--- Problem description ---
From the listing below, tally the lines that include "thumbs". Return only the total.

--- Entries ---
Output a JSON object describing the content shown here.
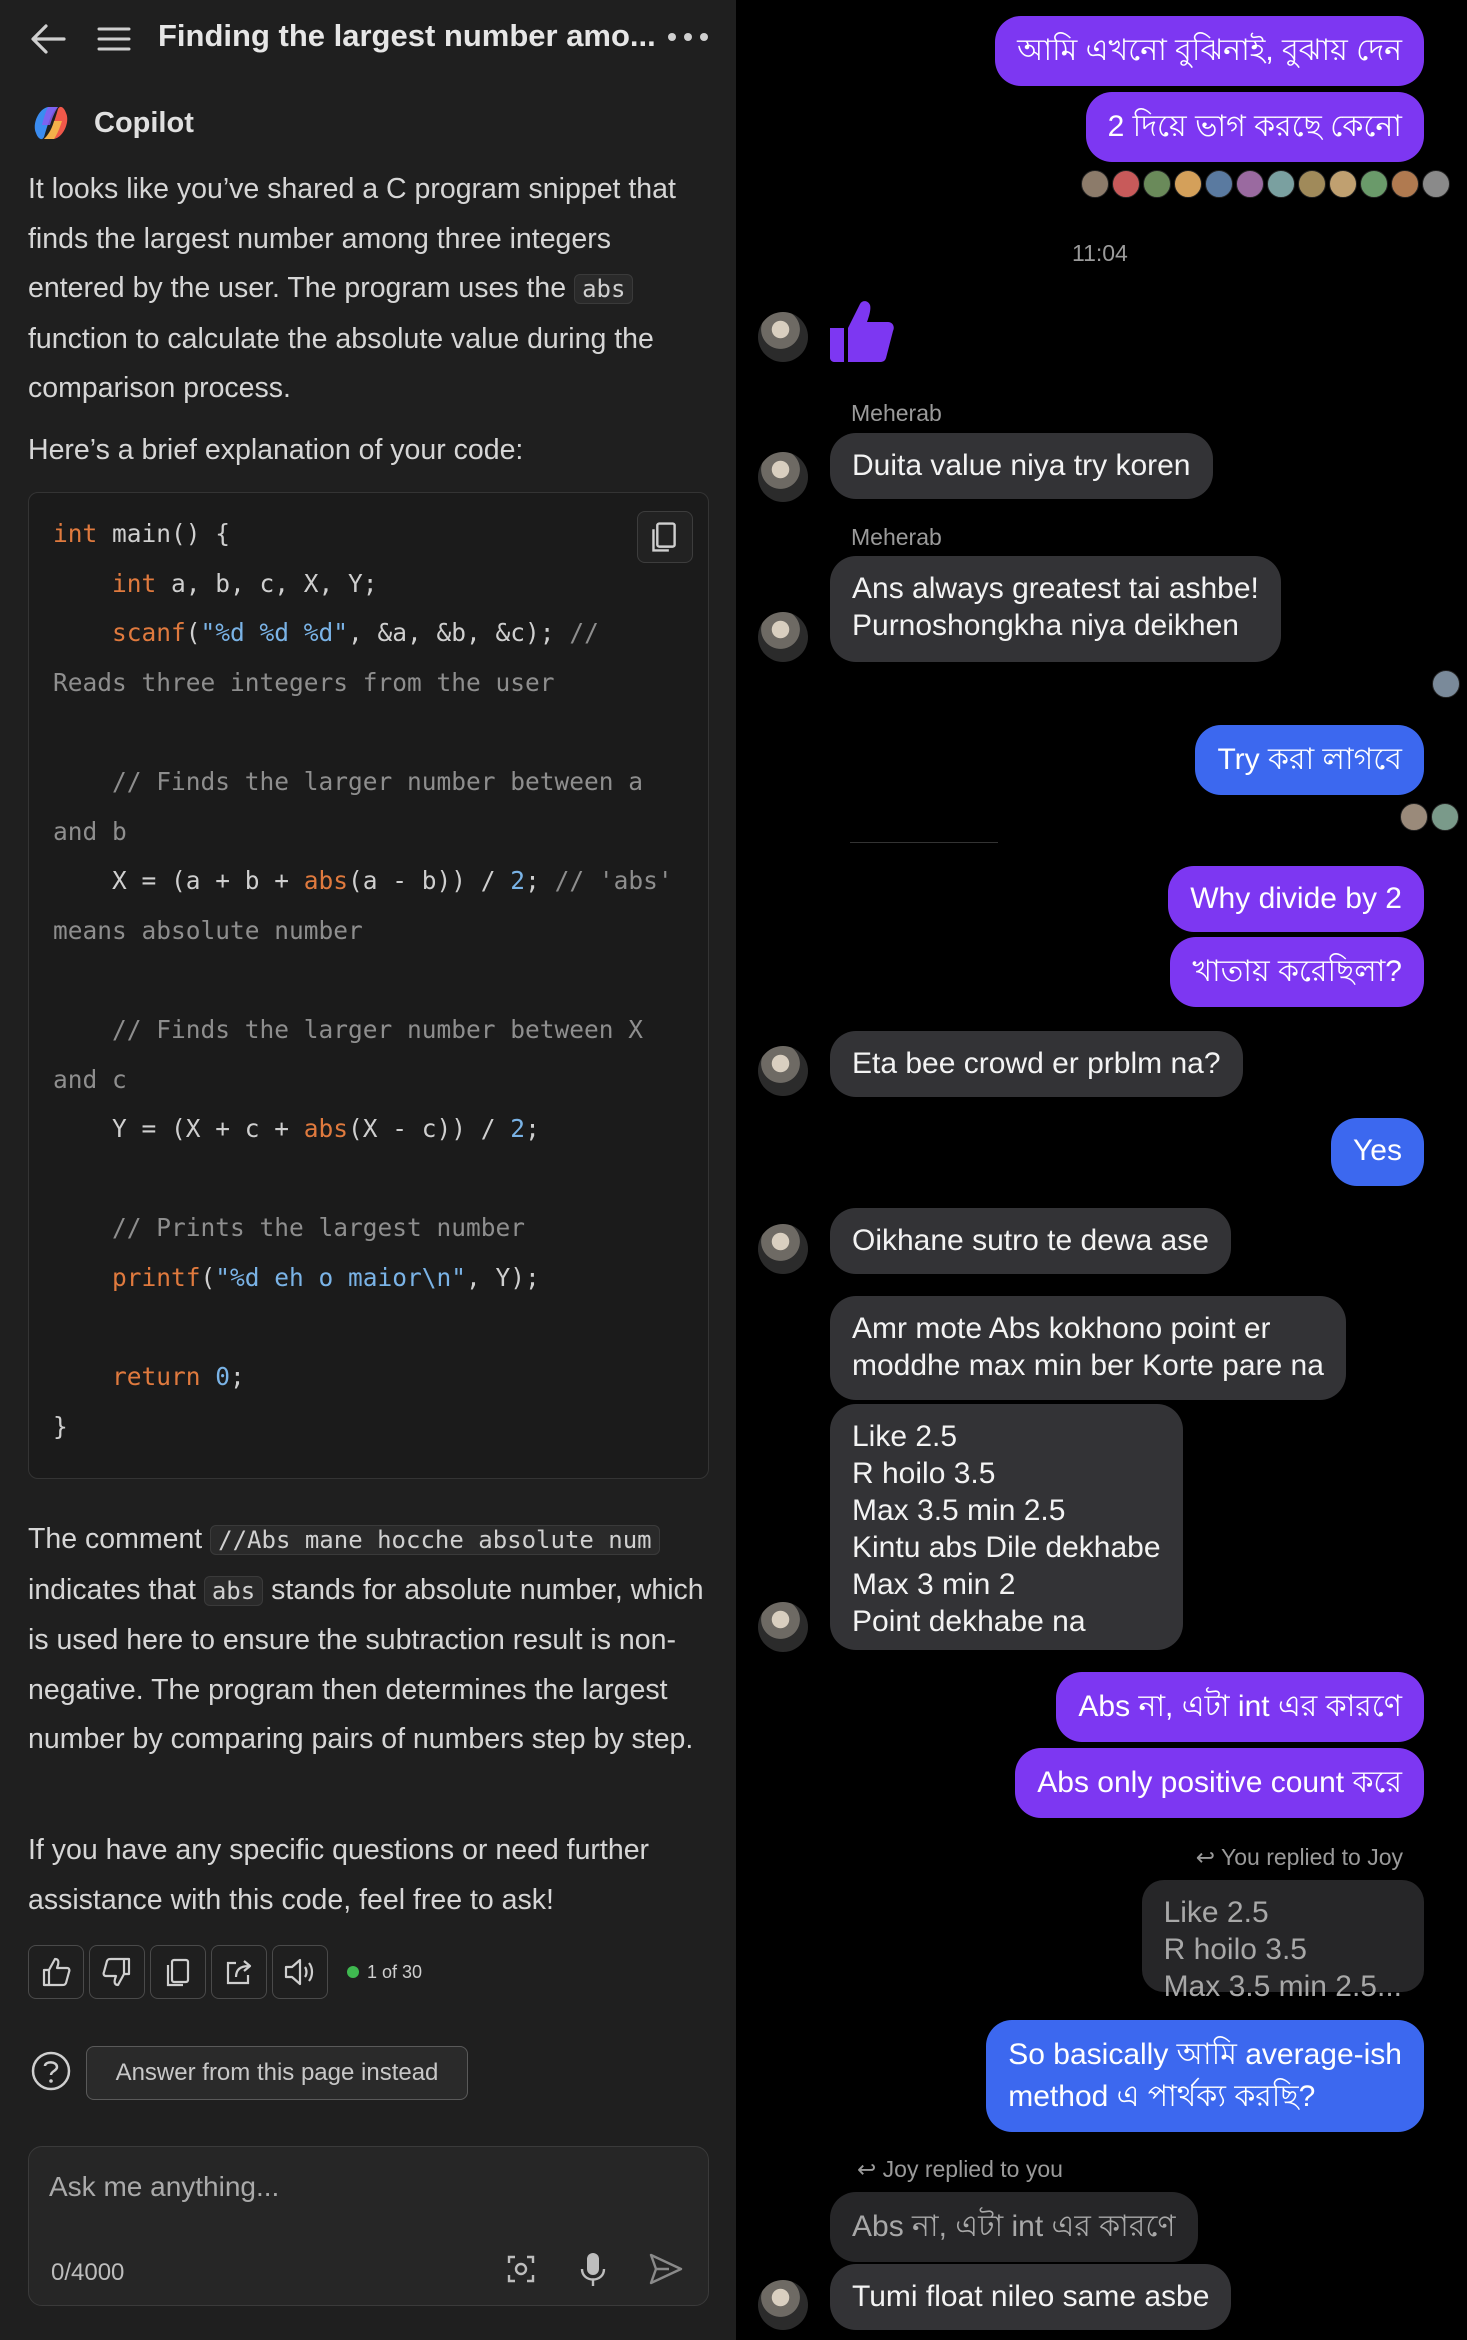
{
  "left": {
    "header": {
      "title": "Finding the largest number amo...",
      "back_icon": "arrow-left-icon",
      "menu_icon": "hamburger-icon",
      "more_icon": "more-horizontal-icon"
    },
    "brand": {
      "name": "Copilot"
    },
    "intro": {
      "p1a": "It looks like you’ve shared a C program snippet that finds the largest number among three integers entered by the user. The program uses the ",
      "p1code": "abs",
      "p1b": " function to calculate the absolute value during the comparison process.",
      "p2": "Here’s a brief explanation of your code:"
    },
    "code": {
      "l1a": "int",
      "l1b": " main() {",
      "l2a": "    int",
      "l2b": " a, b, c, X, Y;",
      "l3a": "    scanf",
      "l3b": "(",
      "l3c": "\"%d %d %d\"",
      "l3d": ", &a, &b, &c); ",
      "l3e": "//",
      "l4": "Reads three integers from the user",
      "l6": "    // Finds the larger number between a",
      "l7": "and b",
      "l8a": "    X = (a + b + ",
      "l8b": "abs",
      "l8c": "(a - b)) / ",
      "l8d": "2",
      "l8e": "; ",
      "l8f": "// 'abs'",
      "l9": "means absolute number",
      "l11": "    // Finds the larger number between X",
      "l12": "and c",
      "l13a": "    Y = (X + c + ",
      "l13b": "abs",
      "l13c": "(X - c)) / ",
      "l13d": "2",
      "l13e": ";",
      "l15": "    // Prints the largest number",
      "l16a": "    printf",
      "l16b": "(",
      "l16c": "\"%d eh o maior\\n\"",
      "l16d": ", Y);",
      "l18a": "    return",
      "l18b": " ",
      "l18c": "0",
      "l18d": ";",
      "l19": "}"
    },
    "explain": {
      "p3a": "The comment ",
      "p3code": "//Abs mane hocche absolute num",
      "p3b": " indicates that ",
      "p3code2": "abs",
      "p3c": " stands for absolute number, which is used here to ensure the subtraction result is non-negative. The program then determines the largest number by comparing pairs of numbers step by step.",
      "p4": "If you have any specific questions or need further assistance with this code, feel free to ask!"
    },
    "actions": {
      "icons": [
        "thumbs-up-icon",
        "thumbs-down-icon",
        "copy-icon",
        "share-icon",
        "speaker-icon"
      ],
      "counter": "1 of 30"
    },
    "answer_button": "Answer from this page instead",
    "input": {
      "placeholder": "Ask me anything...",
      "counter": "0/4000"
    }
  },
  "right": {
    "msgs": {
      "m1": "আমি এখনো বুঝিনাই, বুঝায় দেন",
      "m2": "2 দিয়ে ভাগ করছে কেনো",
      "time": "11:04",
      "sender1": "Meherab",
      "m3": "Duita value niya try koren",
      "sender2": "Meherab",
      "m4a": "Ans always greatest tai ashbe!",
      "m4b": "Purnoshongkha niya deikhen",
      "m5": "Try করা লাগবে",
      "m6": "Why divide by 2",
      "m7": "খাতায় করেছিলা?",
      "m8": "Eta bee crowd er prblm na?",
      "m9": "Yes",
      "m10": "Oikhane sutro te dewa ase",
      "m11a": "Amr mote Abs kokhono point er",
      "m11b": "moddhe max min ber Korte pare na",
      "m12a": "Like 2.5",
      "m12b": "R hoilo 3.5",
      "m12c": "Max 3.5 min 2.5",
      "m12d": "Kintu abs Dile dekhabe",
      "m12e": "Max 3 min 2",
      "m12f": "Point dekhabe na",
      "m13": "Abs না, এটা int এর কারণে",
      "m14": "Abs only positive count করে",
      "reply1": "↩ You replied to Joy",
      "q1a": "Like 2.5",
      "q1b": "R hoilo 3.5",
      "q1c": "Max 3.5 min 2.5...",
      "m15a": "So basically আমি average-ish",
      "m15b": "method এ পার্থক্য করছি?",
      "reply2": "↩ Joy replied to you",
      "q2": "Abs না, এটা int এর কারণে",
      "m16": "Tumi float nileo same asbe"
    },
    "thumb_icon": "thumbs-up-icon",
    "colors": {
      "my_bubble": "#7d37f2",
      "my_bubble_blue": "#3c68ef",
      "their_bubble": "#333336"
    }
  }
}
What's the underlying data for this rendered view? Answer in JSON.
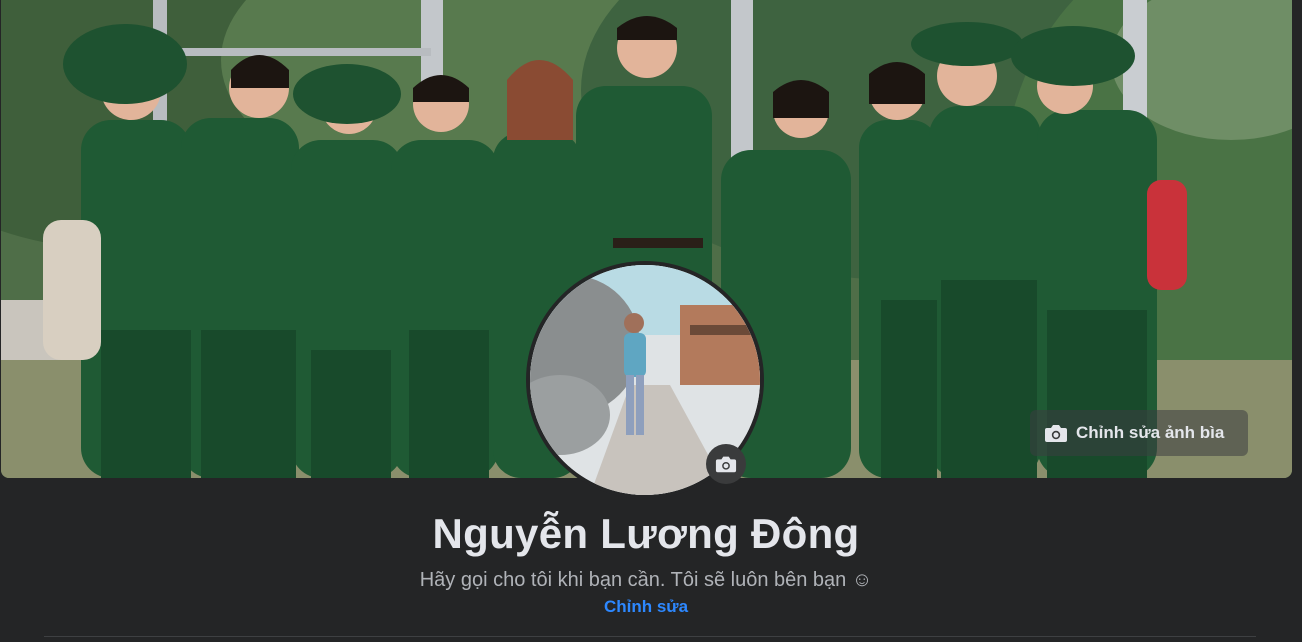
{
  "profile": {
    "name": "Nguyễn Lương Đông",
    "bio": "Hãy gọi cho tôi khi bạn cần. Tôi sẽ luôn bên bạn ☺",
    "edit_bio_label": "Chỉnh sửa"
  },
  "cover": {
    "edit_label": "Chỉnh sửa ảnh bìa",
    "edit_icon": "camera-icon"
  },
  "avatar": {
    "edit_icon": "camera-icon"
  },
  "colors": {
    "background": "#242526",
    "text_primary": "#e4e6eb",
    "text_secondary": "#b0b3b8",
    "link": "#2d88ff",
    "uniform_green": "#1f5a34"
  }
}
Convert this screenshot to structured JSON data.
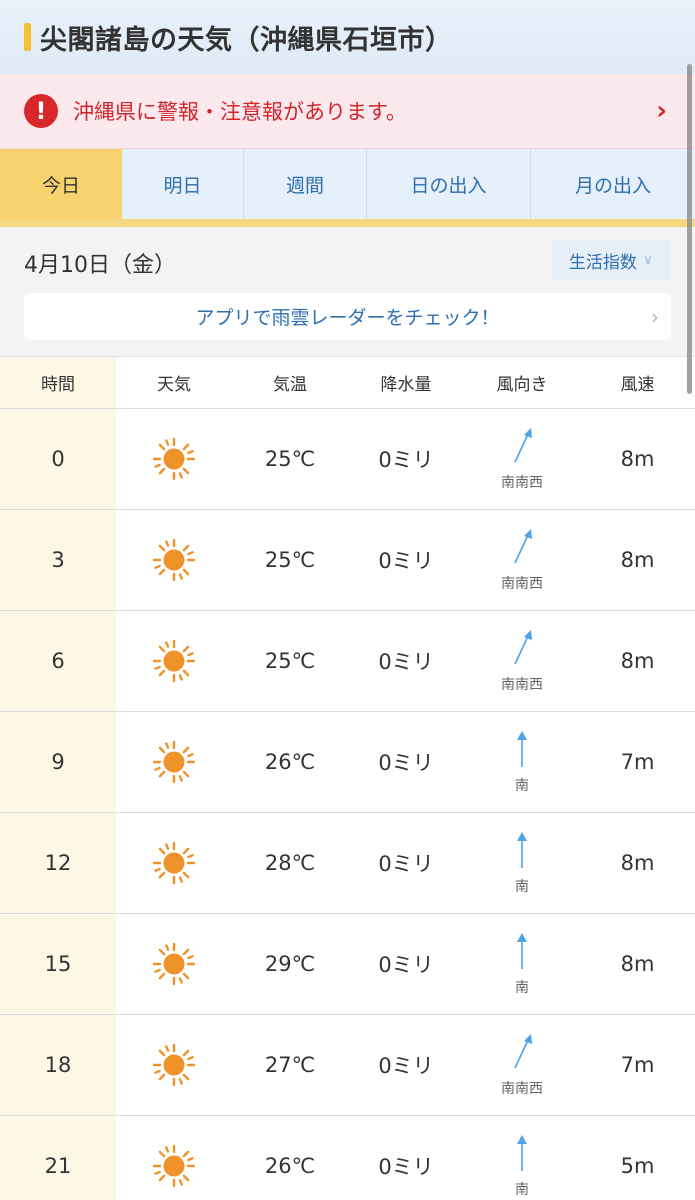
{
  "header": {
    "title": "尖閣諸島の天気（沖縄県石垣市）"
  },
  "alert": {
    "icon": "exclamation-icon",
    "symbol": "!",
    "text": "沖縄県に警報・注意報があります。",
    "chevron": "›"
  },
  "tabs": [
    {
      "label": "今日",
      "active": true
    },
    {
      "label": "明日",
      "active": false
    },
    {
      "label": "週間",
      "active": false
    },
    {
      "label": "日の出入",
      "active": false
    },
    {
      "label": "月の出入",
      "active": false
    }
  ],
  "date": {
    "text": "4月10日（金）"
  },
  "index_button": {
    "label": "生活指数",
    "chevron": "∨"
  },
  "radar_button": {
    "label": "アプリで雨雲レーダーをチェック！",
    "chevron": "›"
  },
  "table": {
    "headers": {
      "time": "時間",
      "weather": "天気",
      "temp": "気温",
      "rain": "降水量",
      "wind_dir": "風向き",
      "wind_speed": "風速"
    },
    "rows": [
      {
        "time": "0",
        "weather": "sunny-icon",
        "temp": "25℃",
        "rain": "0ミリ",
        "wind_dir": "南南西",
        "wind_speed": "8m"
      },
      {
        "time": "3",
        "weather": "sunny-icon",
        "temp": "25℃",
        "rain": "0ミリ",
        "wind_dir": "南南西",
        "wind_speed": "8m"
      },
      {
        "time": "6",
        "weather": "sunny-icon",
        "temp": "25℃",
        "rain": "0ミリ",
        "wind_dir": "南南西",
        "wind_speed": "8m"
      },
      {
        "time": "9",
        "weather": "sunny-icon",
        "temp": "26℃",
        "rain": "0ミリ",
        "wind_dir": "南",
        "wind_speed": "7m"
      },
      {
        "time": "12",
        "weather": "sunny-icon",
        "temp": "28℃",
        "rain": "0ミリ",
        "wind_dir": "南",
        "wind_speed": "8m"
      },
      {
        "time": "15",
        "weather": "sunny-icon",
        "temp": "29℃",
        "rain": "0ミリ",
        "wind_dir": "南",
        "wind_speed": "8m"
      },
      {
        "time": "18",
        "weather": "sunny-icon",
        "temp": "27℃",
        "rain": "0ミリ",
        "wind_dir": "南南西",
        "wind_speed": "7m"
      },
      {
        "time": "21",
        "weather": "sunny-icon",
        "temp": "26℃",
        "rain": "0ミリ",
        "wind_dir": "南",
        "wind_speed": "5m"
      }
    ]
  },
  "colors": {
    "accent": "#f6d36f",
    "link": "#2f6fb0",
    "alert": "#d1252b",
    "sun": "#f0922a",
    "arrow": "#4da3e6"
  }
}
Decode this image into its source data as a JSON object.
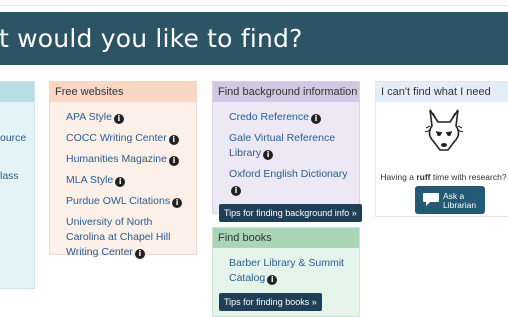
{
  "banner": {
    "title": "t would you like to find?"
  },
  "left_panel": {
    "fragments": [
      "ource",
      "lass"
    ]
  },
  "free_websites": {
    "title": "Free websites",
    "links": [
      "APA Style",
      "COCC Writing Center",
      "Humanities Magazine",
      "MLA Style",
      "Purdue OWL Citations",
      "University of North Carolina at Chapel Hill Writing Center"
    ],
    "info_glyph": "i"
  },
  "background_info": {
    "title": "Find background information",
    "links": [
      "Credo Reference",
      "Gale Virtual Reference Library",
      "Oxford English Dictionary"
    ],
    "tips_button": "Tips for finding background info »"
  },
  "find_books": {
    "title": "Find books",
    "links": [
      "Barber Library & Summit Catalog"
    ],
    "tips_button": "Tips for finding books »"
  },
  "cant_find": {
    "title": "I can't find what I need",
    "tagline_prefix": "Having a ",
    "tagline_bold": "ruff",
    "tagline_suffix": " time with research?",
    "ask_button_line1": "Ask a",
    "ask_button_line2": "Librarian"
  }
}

--- Full answer ---
3